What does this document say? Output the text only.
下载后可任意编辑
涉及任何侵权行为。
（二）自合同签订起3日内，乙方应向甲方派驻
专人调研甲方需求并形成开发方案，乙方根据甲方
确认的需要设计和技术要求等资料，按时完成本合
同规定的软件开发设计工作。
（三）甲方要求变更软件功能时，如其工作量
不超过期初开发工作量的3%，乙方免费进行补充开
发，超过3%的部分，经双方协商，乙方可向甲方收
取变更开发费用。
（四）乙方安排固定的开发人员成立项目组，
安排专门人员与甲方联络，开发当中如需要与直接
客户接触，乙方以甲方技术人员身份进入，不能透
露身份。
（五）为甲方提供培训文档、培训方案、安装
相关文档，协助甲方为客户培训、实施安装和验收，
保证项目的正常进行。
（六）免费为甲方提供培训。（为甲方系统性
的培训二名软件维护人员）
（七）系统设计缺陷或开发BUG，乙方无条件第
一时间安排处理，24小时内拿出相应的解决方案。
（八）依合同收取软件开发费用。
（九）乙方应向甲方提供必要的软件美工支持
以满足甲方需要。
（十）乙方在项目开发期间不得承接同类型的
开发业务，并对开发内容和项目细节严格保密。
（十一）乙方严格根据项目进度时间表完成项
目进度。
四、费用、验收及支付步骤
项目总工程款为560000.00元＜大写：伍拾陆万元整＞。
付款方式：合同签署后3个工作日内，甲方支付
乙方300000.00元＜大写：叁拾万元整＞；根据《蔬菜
-=-=-
## The problem:
Your task is to output the full set of records exactly as presented.

## Task response:
What does this document say? Output the text only.
下载后可任意编辑
涉及任何侵权行为。
（二）自合同签订起3日内，乙方应向甲方派驻
专人调研甲方需求并形成开发方案，乙方根据甲方
确认的需要设计和技术要求等资料，按时完成本合
同规定的软件开发设计工作。
（三）甲方要求变更软件功能时，如其工作量
不超过期初开发工作量的3%，乙方免费进行补充开
发，超过3%的部分，经双方协商，乙方可向甲方收
取变更开发费用。
（四）乙方安排固定的开发人员成立项目组，
安排专门人员与甲方联络，开发当中如需要与直接
客户接触，乙方以甲方技术人员身份进入，不能透
露身份。
（五）为甲方提供培训文档、培训方案、安装
相关文档，协助甲方为客户培训、实施安装和验收，
保证项目的正常进行。
（六）免费为甲方提供培训。（为甲方系统性
的培训二名软件维护人员）
（七）系统设计缺陷或开发BUG，乙方无条件第
一时间安排处理，24小时内拿出相应的解决方案。
（八）依合同收取软件开发费用。
（九）乙方应向甲方提供必要的软件美工支持
以满足甲方需要。
（十）乙方在项目开发期间不得承接同类型的
开发业务，并对开发内容和项目细节严格保密。
（十一）乙方严格根据项目进度时间表完成项
目进度。
四、费用、验收及支付步骤
项目总工程款为560000.00元＜大写：伍拾陆万元整＞。
付款方式：合同签署后3个工作日内，甲方支付
乙方300000.00元＜大写：叁拾万元整＞；根据《蔬菜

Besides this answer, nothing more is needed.